■ **SUPPLIED DATA**:
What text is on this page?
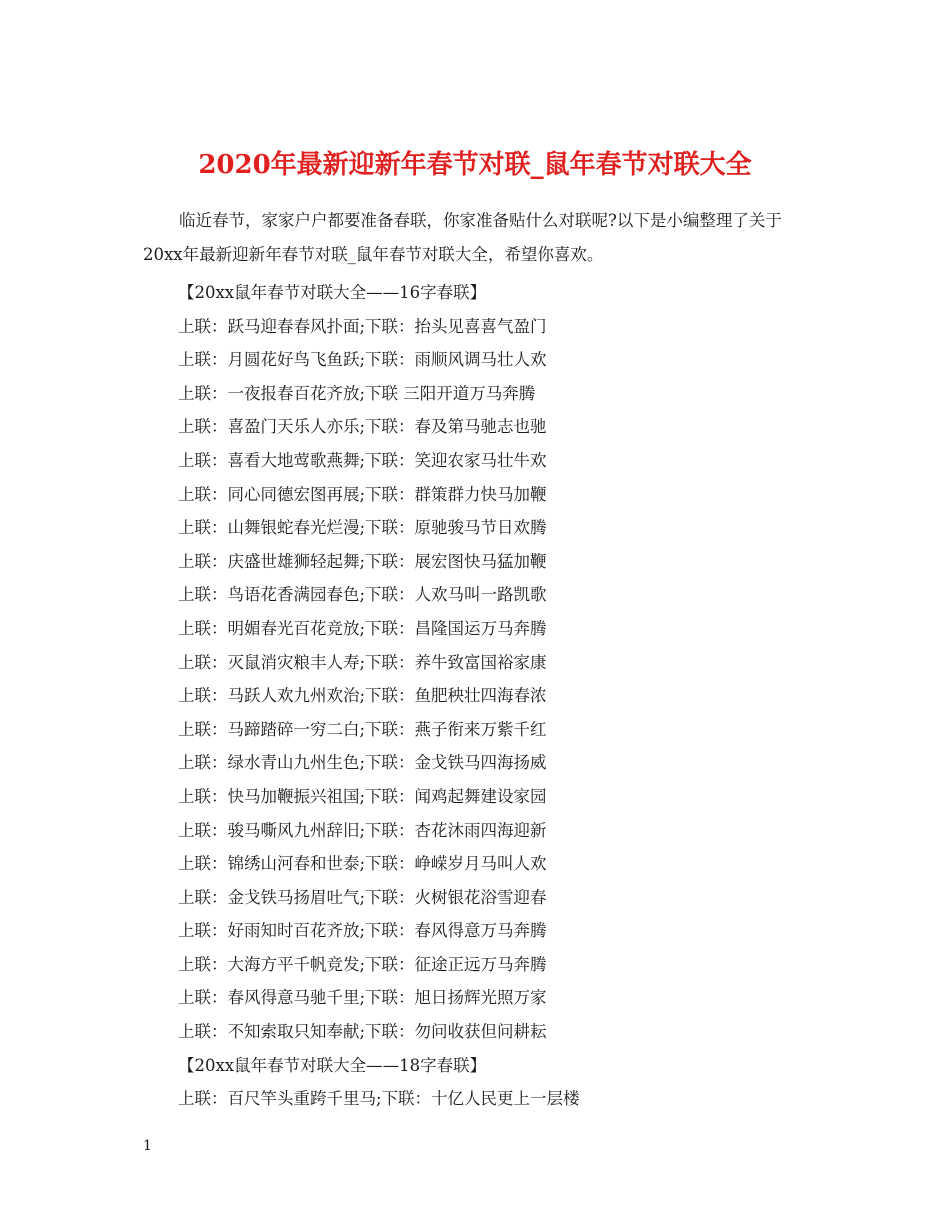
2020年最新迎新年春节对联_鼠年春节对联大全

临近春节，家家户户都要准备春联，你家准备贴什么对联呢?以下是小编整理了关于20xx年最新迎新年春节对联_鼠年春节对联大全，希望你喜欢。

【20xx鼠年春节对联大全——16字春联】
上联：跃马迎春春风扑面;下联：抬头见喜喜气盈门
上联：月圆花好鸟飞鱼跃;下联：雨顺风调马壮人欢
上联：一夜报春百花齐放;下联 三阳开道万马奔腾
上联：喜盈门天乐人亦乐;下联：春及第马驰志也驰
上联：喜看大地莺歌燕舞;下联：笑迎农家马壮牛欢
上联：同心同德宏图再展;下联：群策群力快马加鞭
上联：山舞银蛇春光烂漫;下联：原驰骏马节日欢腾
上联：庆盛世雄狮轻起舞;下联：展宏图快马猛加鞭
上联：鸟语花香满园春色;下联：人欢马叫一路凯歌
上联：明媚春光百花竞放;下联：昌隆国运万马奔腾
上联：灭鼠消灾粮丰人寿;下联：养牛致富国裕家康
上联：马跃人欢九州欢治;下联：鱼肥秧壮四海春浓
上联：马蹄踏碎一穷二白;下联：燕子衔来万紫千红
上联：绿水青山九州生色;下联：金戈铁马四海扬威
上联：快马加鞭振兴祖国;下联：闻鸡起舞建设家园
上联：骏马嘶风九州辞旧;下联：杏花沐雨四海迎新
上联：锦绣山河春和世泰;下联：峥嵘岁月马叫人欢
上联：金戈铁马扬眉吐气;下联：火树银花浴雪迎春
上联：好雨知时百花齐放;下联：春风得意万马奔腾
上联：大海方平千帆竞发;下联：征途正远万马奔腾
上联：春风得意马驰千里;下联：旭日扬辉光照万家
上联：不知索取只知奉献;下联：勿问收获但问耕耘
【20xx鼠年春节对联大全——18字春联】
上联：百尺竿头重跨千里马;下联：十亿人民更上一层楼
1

--

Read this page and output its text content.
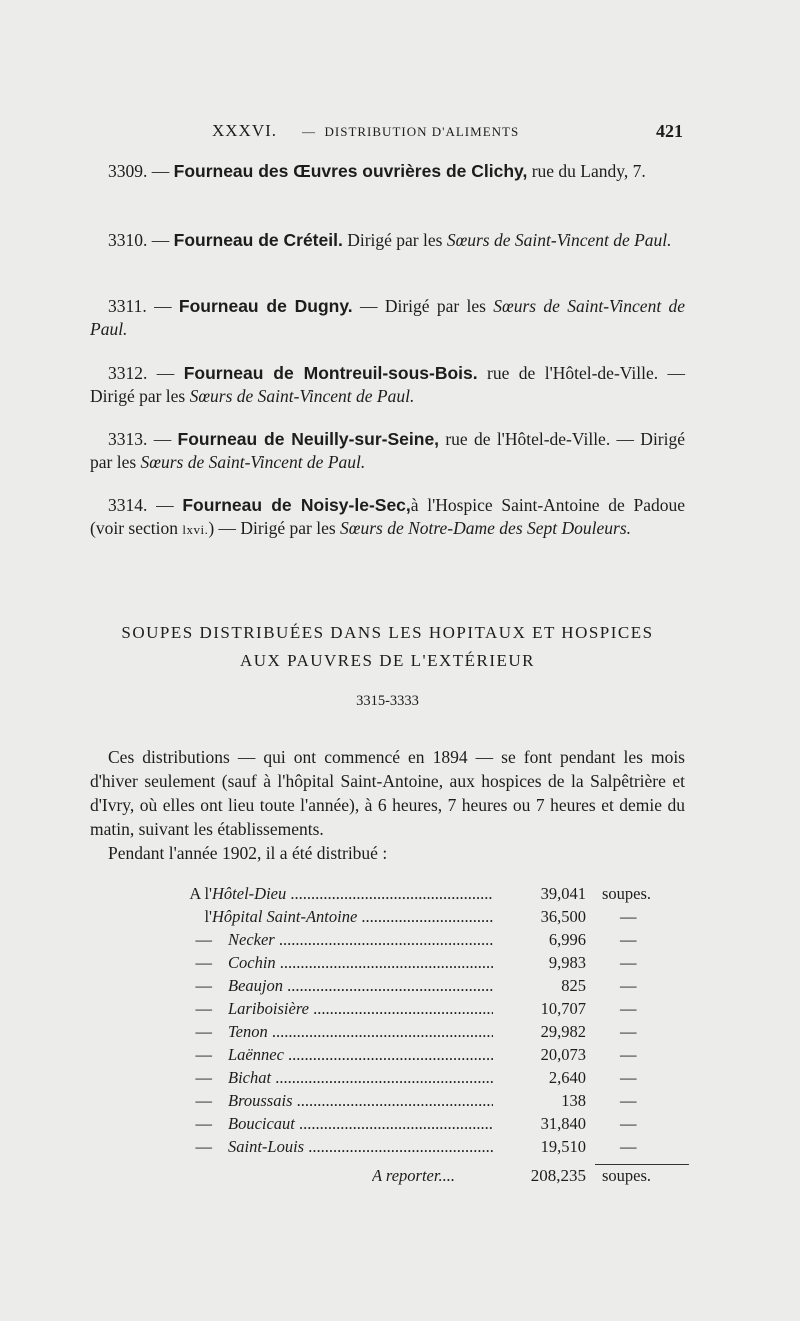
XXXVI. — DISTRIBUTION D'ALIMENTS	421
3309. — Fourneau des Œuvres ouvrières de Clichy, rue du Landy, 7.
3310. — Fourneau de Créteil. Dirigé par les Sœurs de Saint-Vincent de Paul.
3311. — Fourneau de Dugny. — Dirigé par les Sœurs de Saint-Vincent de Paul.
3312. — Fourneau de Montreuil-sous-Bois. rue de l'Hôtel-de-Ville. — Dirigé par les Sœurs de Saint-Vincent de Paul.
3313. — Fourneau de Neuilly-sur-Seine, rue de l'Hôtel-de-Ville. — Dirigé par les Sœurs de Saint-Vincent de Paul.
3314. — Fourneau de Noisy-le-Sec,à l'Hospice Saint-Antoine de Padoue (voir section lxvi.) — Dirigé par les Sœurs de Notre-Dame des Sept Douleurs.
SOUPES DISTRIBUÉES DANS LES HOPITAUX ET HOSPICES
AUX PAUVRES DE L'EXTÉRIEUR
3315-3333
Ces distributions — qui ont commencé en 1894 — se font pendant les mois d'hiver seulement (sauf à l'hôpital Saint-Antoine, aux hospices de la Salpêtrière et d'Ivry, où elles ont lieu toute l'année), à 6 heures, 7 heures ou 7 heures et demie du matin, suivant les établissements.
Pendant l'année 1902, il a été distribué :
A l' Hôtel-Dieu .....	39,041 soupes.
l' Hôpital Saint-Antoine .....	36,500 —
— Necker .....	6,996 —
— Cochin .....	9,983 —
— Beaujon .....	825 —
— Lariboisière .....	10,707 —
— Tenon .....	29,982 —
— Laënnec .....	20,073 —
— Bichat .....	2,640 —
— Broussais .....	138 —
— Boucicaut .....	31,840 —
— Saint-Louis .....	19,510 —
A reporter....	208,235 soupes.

■ **WHAT YOU NEED TO DO**:
Determine how many lines in the listing above hold the word "text", answering with the number only.

■ **ANSWER TO THE TASK**:
2